Dataset listings of figures
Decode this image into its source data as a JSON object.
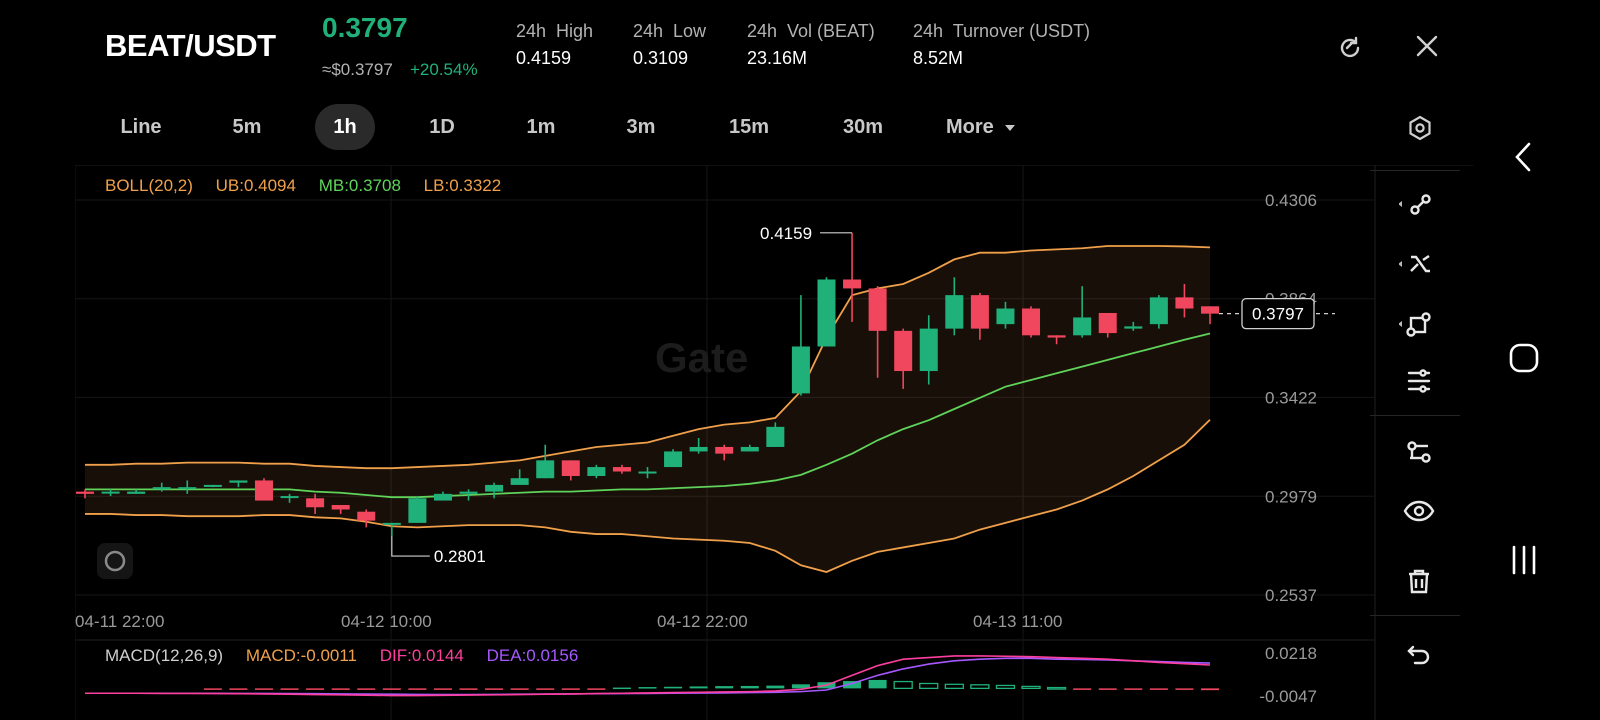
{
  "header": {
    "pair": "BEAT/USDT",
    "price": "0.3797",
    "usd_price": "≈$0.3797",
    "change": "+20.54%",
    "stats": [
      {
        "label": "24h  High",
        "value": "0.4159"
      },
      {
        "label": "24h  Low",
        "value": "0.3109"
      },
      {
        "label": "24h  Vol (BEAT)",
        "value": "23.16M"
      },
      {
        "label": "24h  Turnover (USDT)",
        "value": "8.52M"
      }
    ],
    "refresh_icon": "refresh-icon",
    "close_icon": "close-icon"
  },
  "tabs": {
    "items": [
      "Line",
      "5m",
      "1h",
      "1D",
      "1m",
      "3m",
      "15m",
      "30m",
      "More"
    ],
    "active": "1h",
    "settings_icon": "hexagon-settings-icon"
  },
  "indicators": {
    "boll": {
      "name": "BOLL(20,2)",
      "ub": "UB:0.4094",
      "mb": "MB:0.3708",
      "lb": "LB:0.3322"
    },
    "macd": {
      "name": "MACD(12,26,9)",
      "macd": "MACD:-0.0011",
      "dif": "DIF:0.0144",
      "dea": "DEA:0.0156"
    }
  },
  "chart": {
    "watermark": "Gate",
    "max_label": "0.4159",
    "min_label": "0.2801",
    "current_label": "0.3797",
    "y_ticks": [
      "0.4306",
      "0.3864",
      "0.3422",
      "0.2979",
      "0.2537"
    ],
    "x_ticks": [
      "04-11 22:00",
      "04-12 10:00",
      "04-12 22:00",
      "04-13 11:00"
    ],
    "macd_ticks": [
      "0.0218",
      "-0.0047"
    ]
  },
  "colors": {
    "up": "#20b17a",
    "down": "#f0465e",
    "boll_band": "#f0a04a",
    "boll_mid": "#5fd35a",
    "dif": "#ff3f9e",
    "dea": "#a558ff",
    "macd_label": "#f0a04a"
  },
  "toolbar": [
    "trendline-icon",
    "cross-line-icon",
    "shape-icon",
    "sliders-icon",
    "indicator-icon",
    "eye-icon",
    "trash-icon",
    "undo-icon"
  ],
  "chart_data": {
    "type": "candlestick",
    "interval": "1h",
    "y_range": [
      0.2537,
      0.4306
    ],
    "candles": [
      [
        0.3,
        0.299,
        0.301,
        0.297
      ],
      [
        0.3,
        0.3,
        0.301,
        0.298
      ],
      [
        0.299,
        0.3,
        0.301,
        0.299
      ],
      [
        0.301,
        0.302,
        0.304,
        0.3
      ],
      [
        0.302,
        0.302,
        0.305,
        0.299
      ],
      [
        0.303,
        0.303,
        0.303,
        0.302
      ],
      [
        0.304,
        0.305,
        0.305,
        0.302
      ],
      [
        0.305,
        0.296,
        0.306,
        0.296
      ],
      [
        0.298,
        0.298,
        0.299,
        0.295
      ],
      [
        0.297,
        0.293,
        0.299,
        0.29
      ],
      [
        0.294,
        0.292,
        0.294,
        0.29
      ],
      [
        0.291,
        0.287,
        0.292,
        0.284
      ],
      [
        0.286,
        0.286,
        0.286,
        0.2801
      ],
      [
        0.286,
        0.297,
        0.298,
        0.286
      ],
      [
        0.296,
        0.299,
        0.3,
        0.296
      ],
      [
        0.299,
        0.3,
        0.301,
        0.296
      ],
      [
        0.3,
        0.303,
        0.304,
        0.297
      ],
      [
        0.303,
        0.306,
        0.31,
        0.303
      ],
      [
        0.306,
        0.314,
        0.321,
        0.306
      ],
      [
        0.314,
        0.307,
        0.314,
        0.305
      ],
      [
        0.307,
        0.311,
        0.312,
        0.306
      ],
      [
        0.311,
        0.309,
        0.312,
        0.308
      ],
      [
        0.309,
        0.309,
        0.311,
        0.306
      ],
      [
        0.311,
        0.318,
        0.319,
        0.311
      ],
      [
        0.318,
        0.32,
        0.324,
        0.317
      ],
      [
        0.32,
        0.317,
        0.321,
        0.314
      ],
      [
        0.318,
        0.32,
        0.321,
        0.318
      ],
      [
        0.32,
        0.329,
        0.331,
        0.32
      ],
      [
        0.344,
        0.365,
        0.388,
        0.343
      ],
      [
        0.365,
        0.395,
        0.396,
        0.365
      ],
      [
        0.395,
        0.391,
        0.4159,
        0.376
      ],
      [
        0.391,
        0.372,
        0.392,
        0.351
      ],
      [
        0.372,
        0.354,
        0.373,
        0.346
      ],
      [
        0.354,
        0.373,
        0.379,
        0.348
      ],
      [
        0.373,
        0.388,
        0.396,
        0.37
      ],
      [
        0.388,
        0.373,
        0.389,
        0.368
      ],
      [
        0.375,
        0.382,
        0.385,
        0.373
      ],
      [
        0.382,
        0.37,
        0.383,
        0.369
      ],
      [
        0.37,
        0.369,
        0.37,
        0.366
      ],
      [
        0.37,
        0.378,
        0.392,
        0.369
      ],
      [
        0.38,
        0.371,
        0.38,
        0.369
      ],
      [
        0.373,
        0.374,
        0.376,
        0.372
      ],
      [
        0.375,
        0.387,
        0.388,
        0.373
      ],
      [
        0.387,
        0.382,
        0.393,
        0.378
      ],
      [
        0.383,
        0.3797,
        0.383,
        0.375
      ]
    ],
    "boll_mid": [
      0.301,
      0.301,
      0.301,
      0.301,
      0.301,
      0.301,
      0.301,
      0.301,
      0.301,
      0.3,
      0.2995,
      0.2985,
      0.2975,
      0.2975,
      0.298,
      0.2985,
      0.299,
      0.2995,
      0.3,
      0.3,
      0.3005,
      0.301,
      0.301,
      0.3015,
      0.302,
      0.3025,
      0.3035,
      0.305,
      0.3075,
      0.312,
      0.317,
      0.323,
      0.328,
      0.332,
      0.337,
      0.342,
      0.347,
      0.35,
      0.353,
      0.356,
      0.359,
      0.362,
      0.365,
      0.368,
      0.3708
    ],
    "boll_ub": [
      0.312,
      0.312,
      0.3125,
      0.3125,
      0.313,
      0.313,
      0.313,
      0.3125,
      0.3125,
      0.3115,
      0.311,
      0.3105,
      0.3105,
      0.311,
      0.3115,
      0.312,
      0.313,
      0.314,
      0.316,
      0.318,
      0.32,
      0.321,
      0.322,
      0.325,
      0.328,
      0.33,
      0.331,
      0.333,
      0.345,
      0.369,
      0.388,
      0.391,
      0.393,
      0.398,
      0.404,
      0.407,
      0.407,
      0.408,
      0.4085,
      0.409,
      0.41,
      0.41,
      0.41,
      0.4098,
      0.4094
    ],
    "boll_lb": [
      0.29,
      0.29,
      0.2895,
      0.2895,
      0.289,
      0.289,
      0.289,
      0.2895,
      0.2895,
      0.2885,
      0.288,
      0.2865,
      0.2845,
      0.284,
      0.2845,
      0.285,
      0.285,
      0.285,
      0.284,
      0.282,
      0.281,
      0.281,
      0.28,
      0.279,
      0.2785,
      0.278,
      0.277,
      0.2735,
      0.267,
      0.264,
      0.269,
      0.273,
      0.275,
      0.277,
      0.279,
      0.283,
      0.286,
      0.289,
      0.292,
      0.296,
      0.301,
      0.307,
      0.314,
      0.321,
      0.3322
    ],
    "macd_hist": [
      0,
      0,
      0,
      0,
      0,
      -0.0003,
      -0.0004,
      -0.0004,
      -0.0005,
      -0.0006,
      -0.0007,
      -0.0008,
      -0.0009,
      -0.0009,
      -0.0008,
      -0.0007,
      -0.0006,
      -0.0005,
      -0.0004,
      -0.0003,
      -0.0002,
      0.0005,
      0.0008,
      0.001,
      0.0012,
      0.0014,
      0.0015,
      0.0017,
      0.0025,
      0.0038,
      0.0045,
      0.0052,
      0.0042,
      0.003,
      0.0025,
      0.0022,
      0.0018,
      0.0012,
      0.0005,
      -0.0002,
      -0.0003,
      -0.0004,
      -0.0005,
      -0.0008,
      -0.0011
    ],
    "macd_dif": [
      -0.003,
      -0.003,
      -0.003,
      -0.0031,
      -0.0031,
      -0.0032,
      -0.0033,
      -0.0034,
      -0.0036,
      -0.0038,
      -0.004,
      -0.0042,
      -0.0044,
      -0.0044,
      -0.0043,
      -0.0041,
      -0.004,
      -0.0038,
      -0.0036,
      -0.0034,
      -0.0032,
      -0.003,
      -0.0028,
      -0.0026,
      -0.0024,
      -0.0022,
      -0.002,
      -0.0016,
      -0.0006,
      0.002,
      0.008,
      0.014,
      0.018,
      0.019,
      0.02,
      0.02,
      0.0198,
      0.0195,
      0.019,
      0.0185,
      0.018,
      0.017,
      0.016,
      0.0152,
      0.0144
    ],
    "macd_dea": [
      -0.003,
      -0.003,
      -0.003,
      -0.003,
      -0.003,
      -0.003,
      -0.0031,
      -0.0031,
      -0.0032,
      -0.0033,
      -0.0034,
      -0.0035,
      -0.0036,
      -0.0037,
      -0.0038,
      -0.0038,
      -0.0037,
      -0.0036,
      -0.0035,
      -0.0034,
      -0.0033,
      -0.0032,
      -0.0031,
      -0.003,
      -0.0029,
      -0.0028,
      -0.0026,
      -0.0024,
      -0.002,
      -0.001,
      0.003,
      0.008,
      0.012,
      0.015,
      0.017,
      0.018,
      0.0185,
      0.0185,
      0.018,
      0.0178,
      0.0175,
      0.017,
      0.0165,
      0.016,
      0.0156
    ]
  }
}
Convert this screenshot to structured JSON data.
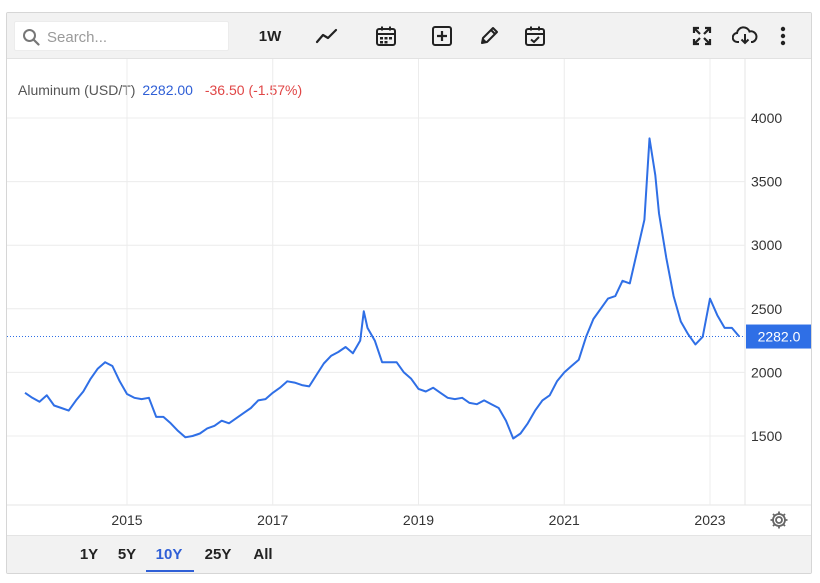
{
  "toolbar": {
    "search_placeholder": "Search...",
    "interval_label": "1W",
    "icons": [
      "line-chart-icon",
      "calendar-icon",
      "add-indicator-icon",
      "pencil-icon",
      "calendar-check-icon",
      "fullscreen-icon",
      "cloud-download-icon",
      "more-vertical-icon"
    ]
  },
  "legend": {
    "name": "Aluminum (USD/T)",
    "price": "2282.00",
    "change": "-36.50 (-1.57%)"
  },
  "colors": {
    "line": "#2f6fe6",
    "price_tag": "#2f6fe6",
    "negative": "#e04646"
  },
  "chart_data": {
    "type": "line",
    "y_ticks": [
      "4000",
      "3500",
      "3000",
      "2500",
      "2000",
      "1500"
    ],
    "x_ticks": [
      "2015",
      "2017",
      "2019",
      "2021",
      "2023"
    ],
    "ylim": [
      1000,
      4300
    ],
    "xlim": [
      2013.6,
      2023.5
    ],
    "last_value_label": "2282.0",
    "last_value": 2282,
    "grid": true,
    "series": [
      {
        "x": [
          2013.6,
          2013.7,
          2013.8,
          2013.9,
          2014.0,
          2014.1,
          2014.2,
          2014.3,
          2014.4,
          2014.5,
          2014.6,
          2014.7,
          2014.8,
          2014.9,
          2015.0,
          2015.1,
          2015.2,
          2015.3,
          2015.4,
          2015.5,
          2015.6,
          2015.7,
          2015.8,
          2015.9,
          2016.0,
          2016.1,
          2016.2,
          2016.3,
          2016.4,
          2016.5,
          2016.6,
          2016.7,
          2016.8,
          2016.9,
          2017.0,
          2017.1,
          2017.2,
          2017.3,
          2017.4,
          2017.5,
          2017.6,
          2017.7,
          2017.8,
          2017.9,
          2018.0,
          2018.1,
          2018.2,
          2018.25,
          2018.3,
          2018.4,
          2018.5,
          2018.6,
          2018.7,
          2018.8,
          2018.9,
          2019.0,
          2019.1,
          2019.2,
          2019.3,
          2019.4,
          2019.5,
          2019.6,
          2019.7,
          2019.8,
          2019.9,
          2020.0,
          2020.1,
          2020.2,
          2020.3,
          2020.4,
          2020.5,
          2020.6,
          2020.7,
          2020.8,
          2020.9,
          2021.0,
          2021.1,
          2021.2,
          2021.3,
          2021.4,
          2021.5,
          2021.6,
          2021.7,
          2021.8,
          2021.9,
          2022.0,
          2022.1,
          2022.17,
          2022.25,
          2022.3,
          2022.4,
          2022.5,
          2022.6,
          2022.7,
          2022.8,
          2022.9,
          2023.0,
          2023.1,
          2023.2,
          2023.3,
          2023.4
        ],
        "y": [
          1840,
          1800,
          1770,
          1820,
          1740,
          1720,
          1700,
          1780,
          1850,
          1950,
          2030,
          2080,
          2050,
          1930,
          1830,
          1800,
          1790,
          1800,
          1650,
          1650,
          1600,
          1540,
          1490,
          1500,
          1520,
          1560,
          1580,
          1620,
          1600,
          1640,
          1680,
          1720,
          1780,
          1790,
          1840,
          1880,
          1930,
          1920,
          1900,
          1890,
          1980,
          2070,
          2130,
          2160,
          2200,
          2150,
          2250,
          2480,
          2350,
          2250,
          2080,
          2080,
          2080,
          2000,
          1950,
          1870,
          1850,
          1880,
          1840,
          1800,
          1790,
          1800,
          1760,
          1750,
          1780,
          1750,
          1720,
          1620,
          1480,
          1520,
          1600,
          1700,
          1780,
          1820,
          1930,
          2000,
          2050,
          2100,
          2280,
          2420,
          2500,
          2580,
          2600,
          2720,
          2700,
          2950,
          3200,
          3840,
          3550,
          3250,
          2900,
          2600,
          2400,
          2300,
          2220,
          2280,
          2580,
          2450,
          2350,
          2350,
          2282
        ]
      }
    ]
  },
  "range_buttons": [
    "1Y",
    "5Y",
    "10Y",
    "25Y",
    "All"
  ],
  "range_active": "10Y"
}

**Problem to work on:** Each line that holds the word "USDT" should be extracted from the records.

**Written answer:**
    "pair": "BEAT/USDT",
        "label": "24h  Turnover (USDT)",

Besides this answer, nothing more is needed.